==== Material for the task

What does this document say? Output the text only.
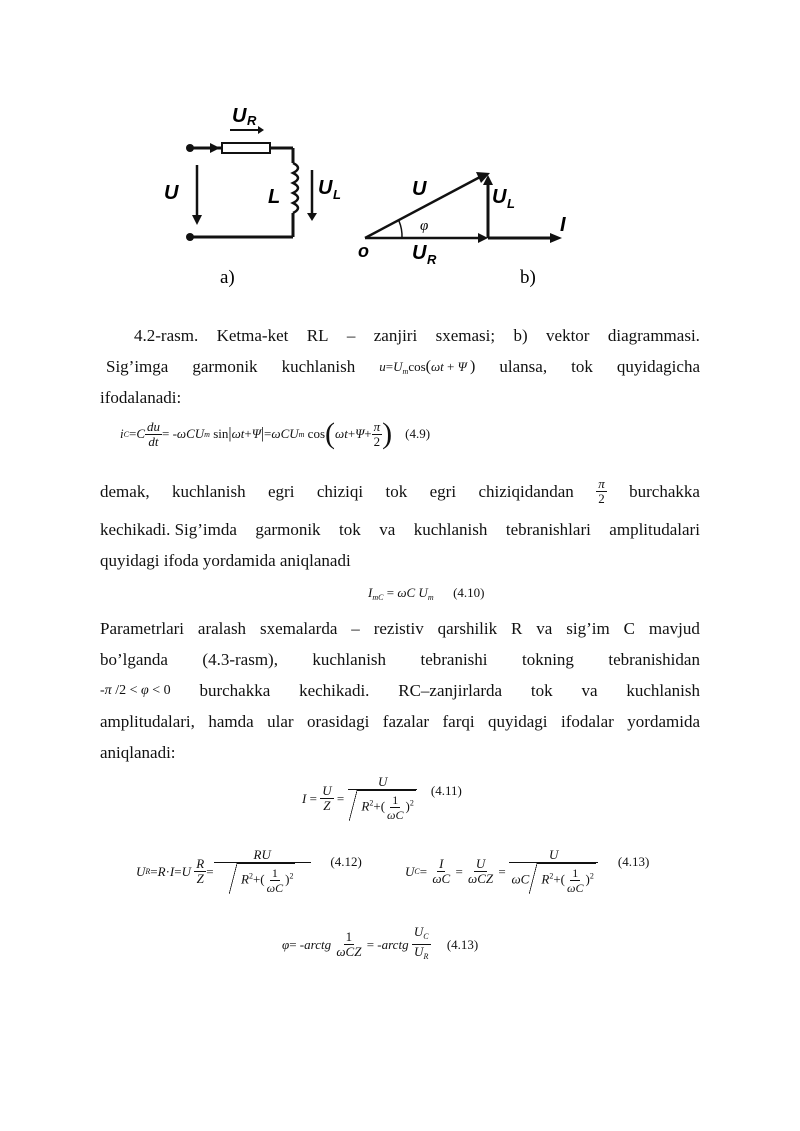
U R
U	L U L
a)
U	U L
I
o U R
φ
b)
4.2-rasm. Ketma-ket RL – zanjiri sxemasi; b) vektor diagrammasi.
Sig’imga garmonik kuchlanish $u=U_m\cos(\omega t + \Psi$ ) ulansa, tok quyidagicha
ifodalanadi:
i C = C $\frac{du}{dt}$ = - ωC U m sin | ωt + Ψ | = ωC U m cos ( $\omega t + \Psi + \frac{\pi}{2}$ )
(4.9)
demak, kuchlanish egri chiziqi tok egri chiziqidandan $\frac{\pi}{2}$ burchakka
kechikadi. Sig’imda garmonik tok va kuchlanish tebranishlari amplitudalari
quyidagi ifoda yordamida aniqlanadi
$I_{mC} = \omega C$ $U_m$ (4.10)
Parametrlari aralash sxemalarda – rezistiv qarshilik R va sig’im C mavjud
bo’lganda (4.3-rasm), kuchlanish tebranishi tokning tebranishidan
-π /2 < φ < 0 burchakka kechikadi. RC–zanjirlarda tok va kuchlanish
amplitudalari, hamda ular orasidagi fazalar farqi quyidagi ifodalar yordamida
aniqlanadi:
$I = \frac{U}{Z} = \frac{U}{R^2+( \frac{1}{\omega C} )^2}$
(4.11)
U R = R · I = U
$\frac{R}{Z} = \frac{RU}{R^2+( \frac{1}{\omega C} )^2}$
(4.12)
U $C = \frac{I}{\omega C} = \frac{U}{\text{ωCZ}} = \frac{U}{\omega C R^2+( \frac{1}{\omega C} )^2}$
(4.13)
φ = - arctg
$\frac{1}{\text{ωCZ}}$ = - arctg
$\frac{U_C}{U_R}$
(4.13)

========

### Directions
Print every record above exactly as written, leaving out the pictures.

### Problem solution
What does this document say? Output the text only.
U R
U	L U L
a)
U	U L
I
o U R
φ
b)
4.2-rasm. Ketma-ket RL – zanjiri sxemasi; b) vektor diagrammasi.
Sig’imga garmonik kuchlanish $u=U_m\cos(\omega t + \Psi$ ) ulansa, tok quyidagicha
ifodalanadi:
i C = C $\frac{du}{dt}$ = - ωC U m sin | ωt + Ψ | = ωC U m cos ( $\omega t + \Psi + \frac{\pi}{2}$ )
(4.9)
demak, kuchlanish egri chiziqi tok egri chiziqidandan $\frac{\pi}{2}$ burchakka
kechikadi. Sig’imda garmonik tok va kuchlanish tebranishlari amplitudalari
quyidagi ifoda yordamida aniqlanadi
$I_{mC} = \omega C$ $U_m$ (4.10)
Parametrlari aralash sxemalarda – rezistiv qarshilik R va sig’im C mavjud
bo’lganda (4.3-rasm), kuchlanish tebranishi tokning tebranishidan
-π /2 < φ < 0 burchakka kechikadi. RC–zanjirlarda tok va kuchlanish
amplitudalari, hamda ular orasidagi fazalar farqi quyidagi ifodalar yordamida
aniqlanadi:
$I = \frac{U}{Z} = \frac{U}{R^2+( \frac{1}{\omega C} )^2}$
(4.11)
U R = R · I = U
$\frac{R}{Z} = \frac{RU}{R^2+( \frac{1}{\omega C} )^2}$
(4.12)
U $C = \frac{I}{\omega C} = \frac{U}{\text{ωCZ}} = \frac{U}{\omega C R^2+( \frac{1}{\omega C} )^2}$
(4.13)
φ = - arctg
$\frac{1}{\text{ωCZ}}$ = - arctg
$\frac{U_C}{U_R}$
(4.13)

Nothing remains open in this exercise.